[Data records]
··········

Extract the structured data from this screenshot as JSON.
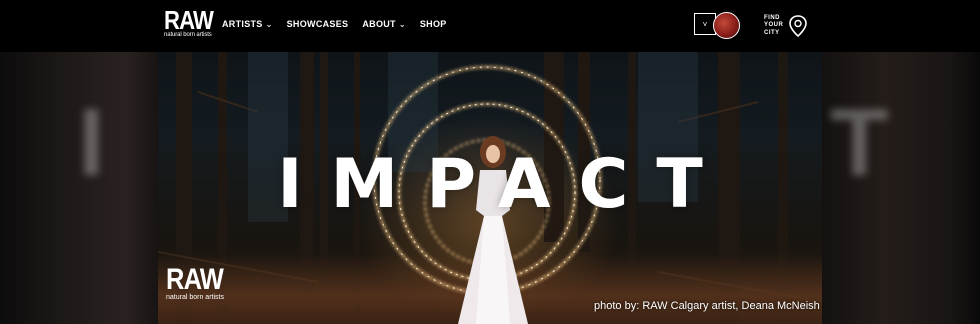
{
  "brand": {
    "name": "RAW",
    "tagline": "natural born artists"
  },
  "nav": [
    {
      "label": "ARTISTS",
      "has_menu": true
    },
    {
      "label": "SHOWCASES",
      "has_menu": false
    },
    {
      "label": "ABOUT",
      "has_menu": true
    },
    {
      "label": "SHOP",
      "has_menu": false
    }
  ],
  "account": {
    "chevron": "˅"
  },
  "find_city": {
    "line1": "FIND",
    "line2": "YOUR",
    "line3": "CITY",
    "icon": "map-pin-icon"
  },
  "hero": {
    "headline": "IMPACT",
    "ghost_left": "I",
    "ghost_right": "T",
    "badge": {
      "name": "RAW",
      "tagline": "natural born artists"
    },
    "credit": "photo by: RAW Calgary artist, Deana McNeish"
  },
  "colors": {
    "background": "#000000",
    "text": "#ffffff",
    "glow": "#ffb060"
  }
}
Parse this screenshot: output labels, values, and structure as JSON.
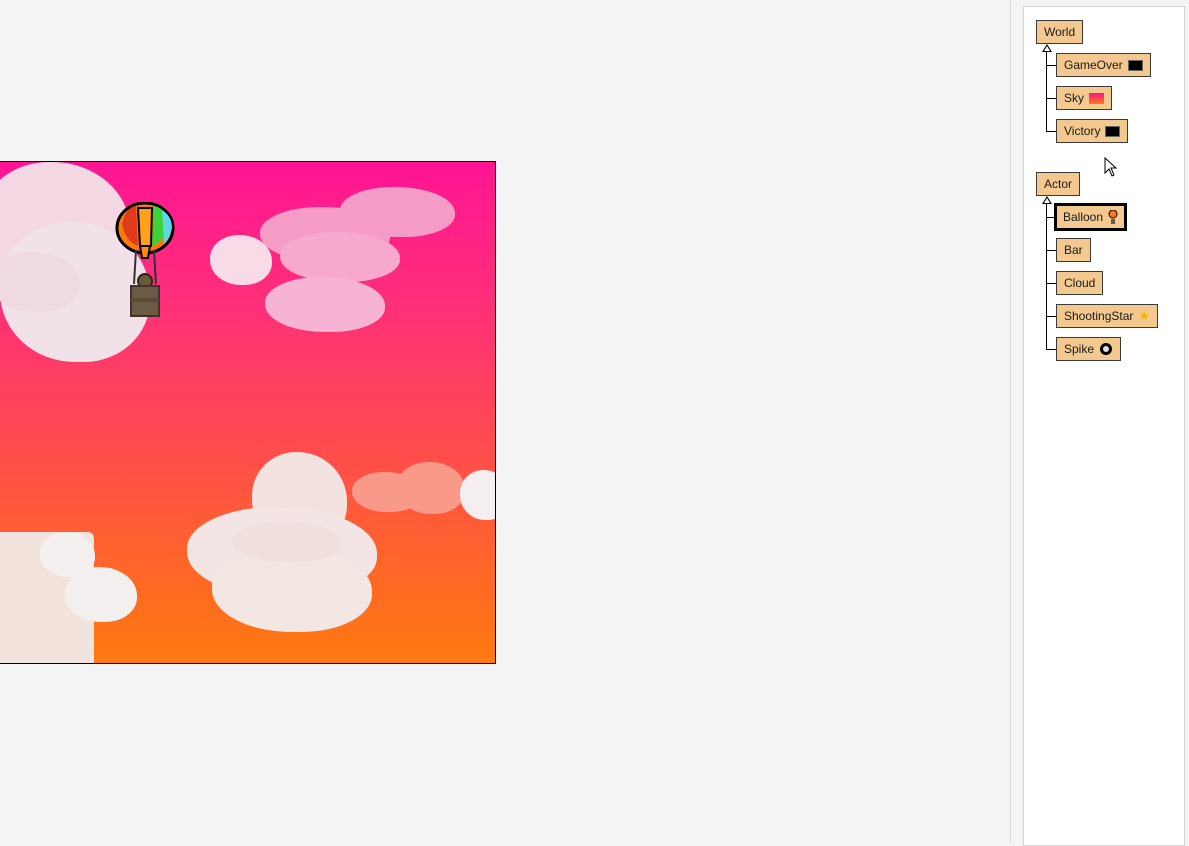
{
  "world": {
    "sky_colors": [
      "#ff1493",
      "#ff4a50",
      "#ff7a10"
    ],
    "actor_image": "hot-air-balloon"
  },
  "class_panel": {
    "world_root": "World",
    "world_subclasses": [
      {
        "label": "GameOver",
        "icon": "black-screen-thumbnail"
      },
      {
        "label": "Sky",
        "icon": "pink-gradient-thumbnail"
      },
      {
        "label": "Victory",
        "icon": "black-screen-thumbnail"
      }
    ],
    "actor_root": "Actor",
    "actor_subclasses": [
      {
        "label": "Balloon",
        "icon": "balloon-thumbnail",
        "selected": true
      },
      {
        "label": "Bar",
        "icon": "none"
      },
      {
        "label": "Cloud",
        "icon": "none"
      },
      {
        "label": "ShootingStar",
        "icon": "star-thumbnail"
      },
      {
        "label": "Spike",
        "icon": "spike-ball-thumbnail"
      }
    ]
  },
  "colors": {
    "class_box": "#f3c98f",
    "panel_bg": "#ffffff",
    "app_bg": "#f3f4f3"
  }
}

··········

*Required work:* Only lines that contain the word "JSON" are wanted; copy each of them.

*Response to this exercise:*
Extract the structured data from this screenshot as JSON.
Parse this screenshot: output labels, values, and structure as JSON.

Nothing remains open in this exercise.